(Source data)

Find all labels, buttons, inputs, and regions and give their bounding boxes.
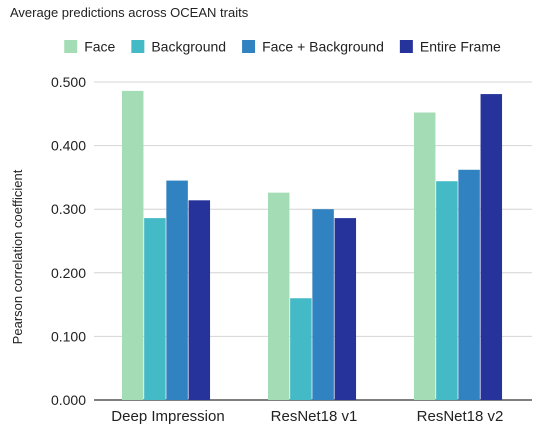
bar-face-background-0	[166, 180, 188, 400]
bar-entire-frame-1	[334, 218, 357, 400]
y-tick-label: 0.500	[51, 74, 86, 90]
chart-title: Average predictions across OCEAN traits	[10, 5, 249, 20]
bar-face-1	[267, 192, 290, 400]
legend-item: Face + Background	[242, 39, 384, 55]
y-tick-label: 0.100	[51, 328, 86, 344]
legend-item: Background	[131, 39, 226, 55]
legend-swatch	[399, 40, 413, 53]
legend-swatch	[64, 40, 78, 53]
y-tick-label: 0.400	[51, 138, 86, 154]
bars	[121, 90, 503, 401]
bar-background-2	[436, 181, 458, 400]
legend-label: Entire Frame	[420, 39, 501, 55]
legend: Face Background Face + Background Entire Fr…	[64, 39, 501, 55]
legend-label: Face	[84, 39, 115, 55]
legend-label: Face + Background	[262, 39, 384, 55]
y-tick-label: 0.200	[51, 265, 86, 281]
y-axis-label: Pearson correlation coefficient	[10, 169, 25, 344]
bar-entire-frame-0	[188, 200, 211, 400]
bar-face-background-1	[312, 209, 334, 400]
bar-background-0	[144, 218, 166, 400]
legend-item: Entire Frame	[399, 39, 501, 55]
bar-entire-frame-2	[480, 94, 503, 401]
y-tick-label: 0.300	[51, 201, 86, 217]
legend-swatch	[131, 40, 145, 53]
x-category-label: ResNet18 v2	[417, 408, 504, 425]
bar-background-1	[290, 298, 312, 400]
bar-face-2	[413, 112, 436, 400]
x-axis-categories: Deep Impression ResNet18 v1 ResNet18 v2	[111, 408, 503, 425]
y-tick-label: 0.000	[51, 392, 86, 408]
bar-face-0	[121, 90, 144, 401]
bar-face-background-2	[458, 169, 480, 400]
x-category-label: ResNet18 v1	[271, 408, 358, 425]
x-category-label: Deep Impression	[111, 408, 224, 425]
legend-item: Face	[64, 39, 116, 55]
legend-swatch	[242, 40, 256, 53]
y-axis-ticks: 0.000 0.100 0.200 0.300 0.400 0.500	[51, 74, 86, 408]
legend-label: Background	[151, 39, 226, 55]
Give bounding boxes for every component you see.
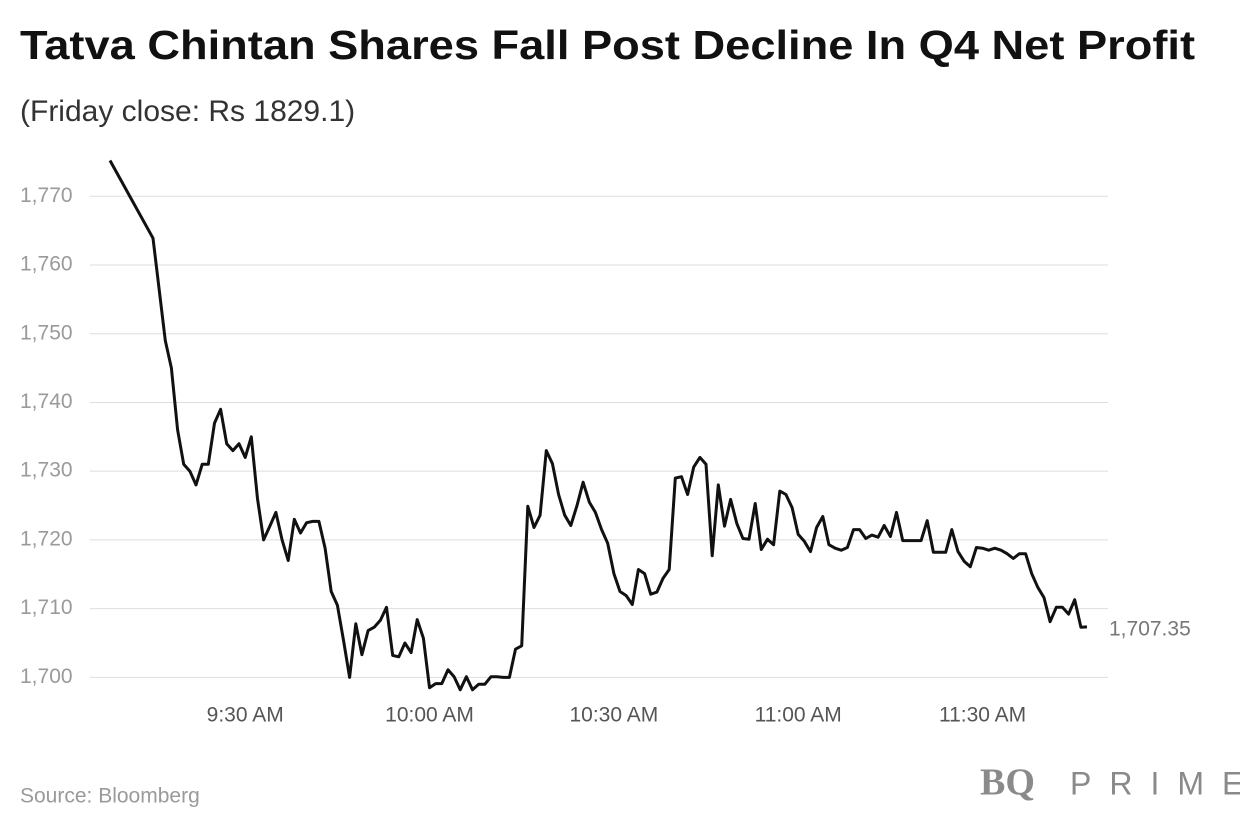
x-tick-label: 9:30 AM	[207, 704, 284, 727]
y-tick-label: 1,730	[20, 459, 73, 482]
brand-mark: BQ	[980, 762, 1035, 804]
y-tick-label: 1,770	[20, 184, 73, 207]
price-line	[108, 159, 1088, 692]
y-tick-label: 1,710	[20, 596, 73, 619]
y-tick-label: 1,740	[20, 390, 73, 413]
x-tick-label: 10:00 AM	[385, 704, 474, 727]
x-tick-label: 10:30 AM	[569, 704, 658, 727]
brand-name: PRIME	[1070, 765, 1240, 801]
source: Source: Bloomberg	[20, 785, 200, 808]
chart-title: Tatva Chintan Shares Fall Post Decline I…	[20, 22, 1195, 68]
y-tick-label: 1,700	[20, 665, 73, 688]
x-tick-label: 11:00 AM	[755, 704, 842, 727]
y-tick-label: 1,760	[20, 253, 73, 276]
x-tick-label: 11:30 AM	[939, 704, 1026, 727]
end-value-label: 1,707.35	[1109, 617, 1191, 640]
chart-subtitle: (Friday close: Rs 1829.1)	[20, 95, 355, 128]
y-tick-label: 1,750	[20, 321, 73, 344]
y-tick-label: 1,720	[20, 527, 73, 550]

- **Task instructions**: Transcribe every line of the records above word for word, leaving out the pictures.

- **Response below**:
Find all labels, buttons, inputs, and regions and give their bounding boxes.
bar-face-background-0	[166, 180, 188, 400]
bar-entire-frame-1	[334, 218, 357, 400]
y-tick-label: 0.500	[51, 74, 86, 90]
chart-title: Average predictions across OCEAN traits	[10, 5, 249, 20]
bar-face-1	[267, 192, 290, 400]
legend-item: Face + Background	[242, 39, 384, 55]
y-tick-label: 0.100	[51, 328, 86, 344]
legend-item: Background	[131, 39, 226, 55]
legend-swatch	[399, 40, 413, 53]
legend-swatch	[64, 40, 78, 53]
y-tick-label: 0.400	[51, 138, 86, 154]
bars	[121, 90, 503, 401]
bar-background-2	[436, 181, 458, 400]
legend-label: Entire Frame	[420, 39, 501, 55]
legend: Face Background Face + Background Entire Fr…	[64, 39, 501, 55]
legend-label: Face	[84, 39, 115, 55]
legend-label: Face + Background	[262, 39, 384, 55]
y-tick-label: 0.200	[51, 265, 86, 281]
y-axis-label: Pearson correlation coefficient	[10, 169, 25, 344]
bar-entire-frame-0	[188, 200, 211, 400]
bar-face-background-1	[312, 209, 334, 400]
bar-background-0	[144, 218, 166, 400]
legend-item: Entire Frame	[399, 39, 501, 55]
bar-entire-frame-2	[480, 94, 503, 401]
y-tick-label: 0.300	[51, 201, 86, 217]
legend-swatch	[131, 40, 145, 53]
x-category-label: ResNet18 v2	[417, 408, 504, 425]
bar-background-1	[290, 298, 312, 400]
bar-face-2	[413, 112, 436, 400]
x-axis-categories: Deep Impression ResNet18 v1 ResNet18 v2	[111, 408, 503, 425]
y-tick-label: 0.000	[51, 392, 86, 408]
bar-face-0	[121, 90, 144, 401]
bar-face-background-2	[458, 169, 480, 400]
x-category-label: ResNet18 v1	[271, 408, 358, 425]
x-category-label: Deep Impression	[111, 408, 224, 425]
legend-item: Face	[64, 39, 116, 55]
legend-swatch	[242, 40, 256, 53]
y-axis-ticks: 0.000 0.100 0.200 0.300 0.400 0.500	[51, 74, 86, 408]
legend-label: Background	[151, 39, 226, 55]
Give bounding boxes for every component you see.
x-tick-label: 9:30 AM	[207, 704, 284, 727]
y-tick-label: 1,730	[20, 459, 73, 482]
brand-mark: BQ	[980, 762, 1035, 804]
y-tick-label: 1,770	[20, 184, 73, 207]
price-line	[108, 159, 1088, 692]
y-tick-label: 1,710	[20, 596, 73, 619]
y-tick-label: 1,740	[20, 390, 73, 413]
x-tick-label: 10:00 AM	[385, 704, 474, 727]
x-tick-label: 10:30 AM	[569, 704, 658, 727]
brand-name: PRIME	[1070, 765, 1240, 801]
source: Source: Bloomberg	[20, 785, 200, 808]
chart-title: Tatva Chintan Shares Fall Post Decline I…	[20, 22, 1195, 68]
y-tick-label: 1,700	[20, 665, 73, 688]
x-tick-label: 11:00 AM	[755, 704, 842, 727]
y-tick-label: 1,760	[20, 253, 73, 276]
x-tick-label: 11:30 AM	[939, 704, 1026, 727]
end-value-label: 1,707.35	[1109, 617, 1191, 640]
chart-subtitle: (Friday close: Rs 1829.1)	[20, 95, 355, 128]
y-tick-label: 1,750	[20, 321, 73, 344]
y-tick-label: 1,720	[20, 527, 73, 550]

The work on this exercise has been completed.